** start **
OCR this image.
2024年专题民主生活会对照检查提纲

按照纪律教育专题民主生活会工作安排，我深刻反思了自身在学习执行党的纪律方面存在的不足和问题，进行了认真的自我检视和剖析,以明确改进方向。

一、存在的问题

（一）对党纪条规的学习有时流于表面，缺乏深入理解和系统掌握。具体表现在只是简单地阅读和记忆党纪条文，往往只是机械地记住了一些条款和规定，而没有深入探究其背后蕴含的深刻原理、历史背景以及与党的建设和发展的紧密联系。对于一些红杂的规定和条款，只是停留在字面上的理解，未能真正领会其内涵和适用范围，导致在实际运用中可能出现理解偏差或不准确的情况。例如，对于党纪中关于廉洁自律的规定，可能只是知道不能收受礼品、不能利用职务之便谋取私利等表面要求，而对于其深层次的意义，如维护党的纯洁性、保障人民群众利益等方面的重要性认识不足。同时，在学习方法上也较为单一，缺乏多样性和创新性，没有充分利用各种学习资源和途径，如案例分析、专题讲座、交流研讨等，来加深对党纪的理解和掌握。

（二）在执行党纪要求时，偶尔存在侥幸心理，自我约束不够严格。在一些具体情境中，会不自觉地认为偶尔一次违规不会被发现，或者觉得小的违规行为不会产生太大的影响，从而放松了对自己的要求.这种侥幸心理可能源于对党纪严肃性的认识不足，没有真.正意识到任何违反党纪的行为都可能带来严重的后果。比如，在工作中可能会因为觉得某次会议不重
** end **
** start **
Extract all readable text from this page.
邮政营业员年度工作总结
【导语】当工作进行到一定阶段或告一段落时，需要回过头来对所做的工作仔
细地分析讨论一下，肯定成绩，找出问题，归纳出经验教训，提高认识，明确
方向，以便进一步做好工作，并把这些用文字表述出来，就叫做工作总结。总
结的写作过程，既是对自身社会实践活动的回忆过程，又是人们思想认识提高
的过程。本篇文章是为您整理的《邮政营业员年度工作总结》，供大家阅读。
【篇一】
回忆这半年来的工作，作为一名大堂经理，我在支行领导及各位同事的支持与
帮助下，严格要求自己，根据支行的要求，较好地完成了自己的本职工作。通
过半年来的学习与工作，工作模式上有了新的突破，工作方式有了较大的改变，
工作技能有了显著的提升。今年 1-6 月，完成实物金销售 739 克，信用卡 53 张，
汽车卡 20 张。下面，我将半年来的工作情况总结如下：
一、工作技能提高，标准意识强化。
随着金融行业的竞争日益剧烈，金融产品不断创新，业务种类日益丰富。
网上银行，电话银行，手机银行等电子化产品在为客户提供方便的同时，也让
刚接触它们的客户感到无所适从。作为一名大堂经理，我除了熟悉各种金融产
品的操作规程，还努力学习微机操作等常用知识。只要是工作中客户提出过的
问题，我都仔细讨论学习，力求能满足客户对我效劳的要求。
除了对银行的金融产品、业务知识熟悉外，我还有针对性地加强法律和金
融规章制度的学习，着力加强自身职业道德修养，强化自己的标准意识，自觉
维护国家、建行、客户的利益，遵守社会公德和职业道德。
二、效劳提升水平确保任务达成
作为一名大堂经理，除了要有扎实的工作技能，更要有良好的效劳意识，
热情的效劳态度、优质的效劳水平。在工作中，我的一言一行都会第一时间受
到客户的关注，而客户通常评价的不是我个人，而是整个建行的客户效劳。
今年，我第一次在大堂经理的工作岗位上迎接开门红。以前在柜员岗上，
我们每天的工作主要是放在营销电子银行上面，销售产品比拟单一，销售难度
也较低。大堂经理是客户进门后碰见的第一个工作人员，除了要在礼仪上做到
** end **
** start **
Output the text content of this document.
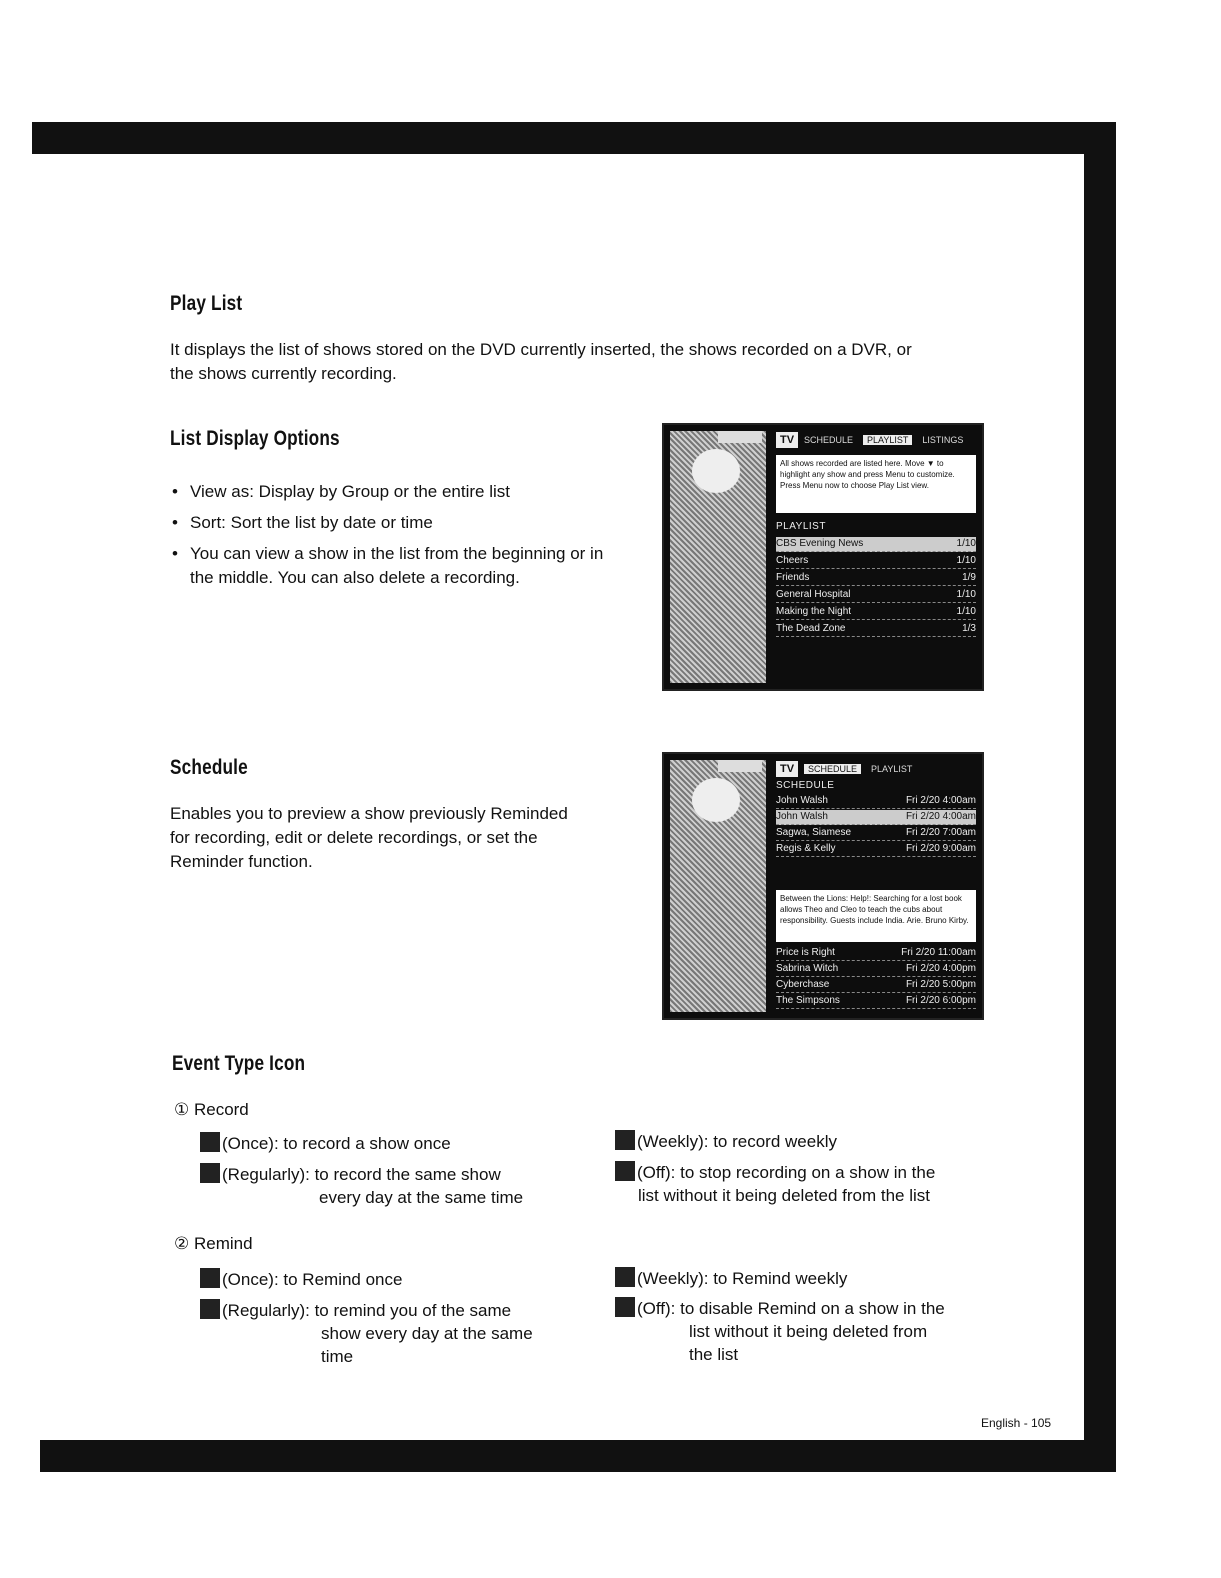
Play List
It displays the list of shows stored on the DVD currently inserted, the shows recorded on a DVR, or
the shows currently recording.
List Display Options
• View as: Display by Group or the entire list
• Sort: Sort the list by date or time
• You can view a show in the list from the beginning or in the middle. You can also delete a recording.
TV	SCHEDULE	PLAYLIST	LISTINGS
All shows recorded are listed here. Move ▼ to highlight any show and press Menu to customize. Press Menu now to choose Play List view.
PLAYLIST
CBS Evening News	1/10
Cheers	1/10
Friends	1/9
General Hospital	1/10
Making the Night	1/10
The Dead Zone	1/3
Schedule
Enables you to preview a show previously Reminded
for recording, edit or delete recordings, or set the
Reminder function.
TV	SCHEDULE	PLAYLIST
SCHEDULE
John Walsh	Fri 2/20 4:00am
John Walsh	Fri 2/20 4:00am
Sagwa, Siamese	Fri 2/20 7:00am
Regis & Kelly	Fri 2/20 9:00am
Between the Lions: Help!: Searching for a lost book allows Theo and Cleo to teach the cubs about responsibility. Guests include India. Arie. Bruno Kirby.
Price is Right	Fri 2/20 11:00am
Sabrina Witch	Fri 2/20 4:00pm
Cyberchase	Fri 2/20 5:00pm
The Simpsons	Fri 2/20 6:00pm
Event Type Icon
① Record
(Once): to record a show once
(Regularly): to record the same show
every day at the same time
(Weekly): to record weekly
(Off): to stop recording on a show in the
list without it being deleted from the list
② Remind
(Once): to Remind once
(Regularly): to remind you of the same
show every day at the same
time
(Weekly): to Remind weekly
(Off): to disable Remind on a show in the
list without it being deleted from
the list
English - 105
** end **
* REQUIREMENT: For the listing above, identify each line bearing "being".

* RESPONSE TO THIS TASK:
list without it being deleted from the list
list without it being deleted from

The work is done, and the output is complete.